- **Prompt**: Search the material for the word "Database" and copy each line that holds it.

- **Dataset**:
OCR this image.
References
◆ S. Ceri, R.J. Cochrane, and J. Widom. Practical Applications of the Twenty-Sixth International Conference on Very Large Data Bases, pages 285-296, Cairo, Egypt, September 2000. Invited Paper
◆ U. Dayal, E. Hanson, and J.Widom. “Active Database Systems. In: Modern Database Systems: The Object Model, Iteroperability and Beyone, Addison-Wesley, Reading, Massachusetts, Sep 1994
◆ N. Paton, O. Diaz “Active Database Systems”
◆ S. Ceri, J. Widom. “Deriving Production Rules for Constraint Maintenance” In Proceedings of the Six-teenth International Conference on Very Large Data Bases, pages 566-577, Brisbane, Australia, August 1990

- **Full solution**:
◆ U. Dayal, E. Hanson, and J.Widom. “Active Database Systems. In: Modern Database Systems: The Object Model, Iteroperability and Beyone, Addison-Wesley, Reading, Massachusetts, Sep 1994
◆ N. Paton, O. Diaz “Active Database Systems”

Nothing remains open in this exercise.